Brief: Take the line that contains "Extract the structured" and all lines after it, up to and including the last line of the data, and write them out exactly; nothing else belongs in the answer.

Raw data:
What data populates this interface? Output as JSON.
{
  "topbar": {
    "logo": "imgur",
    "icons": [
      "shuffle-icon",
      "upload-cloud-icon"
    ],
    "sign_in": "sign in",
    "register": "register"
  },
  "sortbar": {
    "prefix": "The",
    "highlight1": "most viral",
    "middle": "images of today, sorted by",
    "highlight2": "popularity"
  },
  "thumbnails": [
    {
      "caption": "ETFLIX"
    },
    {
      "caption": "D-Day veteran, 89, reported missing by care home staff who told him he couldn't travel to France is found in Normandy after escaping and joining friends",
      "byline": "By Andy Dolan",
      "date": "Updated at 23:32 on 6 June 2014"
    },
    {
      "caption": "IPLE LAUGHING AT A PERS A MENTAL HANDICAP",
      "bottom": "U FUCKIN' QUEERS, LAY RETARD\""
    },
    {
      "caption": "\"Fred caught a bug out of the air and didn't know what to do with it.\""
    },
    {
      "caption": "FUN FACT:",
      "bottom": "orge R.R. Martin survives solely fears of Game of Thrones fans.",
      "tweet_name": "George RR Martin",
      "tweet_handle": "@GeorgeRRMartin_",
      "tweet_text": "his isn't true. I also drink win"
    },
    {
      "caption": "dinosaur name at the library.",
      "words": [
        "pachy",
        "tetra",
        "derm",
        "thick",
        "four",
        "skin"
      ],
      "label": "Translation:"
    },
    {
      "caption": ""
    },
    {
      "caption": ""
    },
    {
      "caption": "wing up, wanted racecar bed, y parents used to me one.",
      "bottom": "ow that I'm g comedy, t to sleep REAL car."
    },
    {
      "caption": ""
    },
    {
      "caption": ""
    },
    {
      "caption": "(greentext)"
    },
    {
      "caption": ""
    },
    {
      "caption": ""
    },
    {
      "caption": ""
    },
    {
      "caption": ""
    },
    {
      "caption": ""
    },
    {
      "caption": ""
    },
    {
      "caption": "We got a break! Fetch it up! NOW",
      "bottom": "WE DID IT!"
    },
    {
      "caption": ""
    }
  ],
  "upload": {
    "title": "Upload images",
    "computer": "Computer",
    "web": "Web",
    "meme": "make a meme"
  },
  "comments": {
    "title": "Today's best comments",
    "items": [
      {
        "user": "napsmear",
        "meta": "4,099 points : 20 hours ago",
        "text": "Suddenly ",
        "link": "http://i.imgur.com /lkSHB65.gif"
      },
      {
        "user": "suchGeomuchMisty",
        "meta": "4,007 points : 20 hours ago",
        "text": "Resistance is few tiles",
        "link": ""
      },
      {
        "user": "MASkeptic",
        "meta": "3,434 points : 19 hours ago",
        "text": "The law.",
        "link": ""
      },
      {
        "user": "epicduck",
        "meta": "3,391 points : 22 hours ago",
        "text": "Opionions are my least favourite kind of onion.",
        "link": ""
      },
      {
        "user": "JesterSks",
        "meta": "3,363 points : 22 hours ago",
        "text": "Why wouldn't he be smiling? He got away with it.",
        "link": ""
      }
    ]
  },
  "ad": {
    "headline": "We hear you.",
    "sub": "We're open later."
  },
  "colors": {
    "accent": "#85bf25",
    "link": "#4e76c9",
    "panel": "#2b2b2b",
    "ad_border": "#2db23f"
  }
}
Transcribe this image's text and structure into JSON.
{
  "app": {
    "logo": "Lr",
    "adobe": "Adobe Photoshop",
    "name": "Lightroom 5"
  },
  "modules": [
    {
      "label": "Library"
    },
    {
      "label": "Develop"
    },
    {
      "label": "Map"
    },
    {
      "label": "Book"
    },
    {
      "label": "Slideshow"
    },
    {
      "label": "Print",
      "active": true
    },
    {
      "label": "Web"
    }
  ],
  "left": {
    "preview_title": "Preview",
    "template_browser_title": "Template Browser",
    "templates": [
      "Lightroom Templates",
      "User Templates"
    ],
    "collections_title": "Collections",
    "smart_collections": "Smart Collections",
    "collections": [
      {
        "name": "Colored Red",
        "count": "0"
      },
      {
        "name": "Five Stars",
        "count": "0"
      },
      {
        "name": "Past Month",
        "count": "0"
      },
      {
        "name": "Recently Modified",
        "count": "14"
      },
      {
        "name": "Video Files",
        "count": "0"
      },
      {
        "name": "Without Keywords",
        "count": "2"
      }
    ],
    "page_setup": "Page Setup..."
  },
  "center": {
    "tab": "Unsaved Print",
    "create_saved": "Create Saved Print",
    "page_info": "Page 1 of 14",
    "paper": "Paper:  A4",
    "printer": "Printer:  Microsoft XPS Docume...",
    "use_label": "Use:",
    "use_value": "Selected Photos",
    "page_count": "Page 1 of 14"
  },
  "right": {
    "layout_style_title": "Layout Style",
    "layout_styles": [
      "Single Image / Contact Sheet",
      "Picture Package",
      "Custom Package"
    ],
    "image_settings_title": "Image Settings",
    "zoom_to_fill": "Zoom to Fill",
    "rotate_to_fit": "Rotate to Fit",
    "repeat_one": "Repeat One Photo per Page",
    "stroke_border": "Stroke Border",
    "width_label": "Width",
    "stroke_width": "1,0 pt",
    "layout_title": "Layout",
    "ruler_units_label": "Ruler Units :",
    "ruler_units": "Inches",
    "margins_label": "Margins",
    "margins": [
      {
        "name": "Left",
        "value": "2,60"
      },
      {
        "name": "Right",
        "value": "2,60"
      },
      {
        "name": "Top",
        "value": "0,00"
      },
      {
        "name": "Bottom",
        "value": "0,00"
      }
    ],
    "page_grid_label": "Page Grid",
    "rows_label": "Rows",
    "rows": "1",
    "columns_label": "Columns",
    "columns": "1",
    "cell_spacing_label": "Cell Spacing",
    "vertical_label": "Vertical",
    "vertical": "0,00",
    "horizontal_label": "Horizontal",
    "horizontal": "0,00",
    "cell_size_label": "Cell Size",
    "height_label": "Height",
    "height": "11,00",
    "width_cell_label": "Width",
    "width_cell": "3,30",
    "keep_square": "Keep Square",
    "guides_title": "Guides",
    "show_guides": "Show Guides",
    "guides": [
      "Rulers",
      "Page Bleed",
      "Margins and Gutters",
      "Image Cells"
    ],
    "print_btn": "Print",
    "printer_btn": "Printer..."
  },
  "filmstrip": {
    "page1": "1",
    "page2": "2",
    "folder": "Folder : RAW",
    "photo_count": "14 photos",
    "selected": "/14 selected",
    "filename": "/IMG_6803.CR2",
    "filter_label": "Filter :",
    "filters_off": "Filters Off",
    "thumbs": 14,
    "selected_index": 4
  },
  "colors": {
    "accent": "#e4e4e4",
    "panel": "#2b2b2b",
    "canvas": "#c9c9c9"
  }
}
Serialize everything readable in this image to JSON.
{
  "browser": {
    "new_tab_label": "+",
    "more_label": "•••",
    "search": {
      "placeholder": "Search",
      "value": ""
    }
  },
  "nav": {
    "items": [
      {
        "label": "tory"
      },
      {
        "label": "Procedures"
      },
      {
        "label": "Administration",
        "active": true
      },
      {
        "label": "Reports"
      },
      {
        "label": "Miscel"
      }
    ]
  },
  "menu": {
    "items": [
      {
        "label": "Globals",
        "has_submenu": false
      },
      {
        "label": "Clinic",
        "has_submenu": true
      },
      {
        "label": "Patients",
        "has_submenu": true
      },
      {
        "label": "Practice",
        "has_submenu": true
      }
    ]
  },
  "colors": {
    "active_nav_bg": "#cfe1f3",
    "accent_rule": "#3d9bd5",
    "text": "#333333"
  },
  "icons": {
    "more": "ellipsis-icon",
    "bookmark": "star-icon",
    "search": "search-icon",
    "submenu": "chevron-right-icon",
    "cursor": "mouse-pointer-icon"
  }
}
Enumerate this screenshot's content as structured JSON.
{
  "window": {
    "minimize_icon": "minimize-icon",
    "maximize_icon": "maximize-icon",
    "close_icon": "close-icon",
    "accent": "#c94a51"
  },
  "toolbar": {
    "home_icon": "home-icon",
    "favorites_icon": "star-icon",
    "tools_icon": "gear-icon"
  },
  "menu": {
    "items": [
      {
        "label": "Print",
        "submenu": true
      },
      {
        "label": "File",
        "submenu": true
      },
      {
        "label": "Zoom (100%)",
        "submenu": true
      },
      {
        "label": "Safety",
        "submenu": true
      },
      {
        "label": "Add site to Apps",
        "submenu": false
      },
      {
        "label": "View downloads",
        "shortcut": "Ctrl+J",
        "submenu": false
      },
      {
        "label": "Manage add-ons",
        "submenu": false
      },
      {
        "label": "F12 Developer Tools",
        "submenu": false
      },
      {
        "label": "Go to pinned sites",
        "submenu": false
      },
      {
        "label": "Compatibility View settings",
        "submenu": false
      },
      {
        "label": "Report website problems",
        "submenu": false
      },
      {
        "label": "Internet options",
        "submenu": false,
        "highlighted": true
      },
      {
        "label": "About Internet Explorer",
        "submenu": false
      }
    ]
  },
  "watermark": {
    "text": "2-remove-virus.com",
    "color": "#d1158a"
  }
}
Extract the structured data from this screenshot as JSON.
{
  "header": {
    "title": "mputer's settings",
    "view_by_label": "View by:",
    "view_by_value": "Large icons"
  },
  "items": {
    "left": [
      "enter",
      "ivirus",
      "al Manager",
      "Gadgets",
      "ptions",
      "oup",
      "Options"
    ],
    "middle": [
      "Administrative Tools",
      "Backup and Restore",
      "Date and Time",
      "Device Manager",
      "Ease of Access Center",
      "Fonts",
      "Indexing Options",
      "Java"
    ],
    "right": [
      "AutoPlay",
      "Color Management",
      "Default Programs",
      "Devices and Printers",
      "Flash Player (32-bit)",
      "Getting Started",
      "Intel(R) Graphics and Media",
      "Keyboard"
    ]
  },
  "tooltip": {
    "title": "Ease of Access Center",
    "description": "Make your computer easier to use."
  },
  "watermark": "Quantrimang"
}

Solution to the exercise:
Extract the structured data from this screenshot as JSON.
{
  "header": {
    "title": "mputer's settings",
    "view_by_label": "View by:",
    "view_by_value": "Large icons"
  },
  "items": {
    "left": [
      "enter",
      "ivirus",
      "al Manager",
      "Gadgets",
      "ptions",
      "oup",
      "Options"
    ],
    "middle": [
      "Administrative Tools",
      "Backup and Restore",
      "Date and Time",
      "Device Manager",
      "Ease of Access Center",
      "Fonts",
      "Indexing Options",
      "Java"
    ],
    "right": [
      "AutoPlay",
      "Color Management",
      "Default Programs",
      "Devices and Printers",
      "Flash Player (32-bit)",
      "Getting Started",
      "Intel(R) Graphics and Media",
      "Keyboard"
    ]
  },
  "tooltip": {
    "title": "Ease of Access Center",
    "description": "Make your computer easier to use."
  },
  "watermark": "Quantrimang"
}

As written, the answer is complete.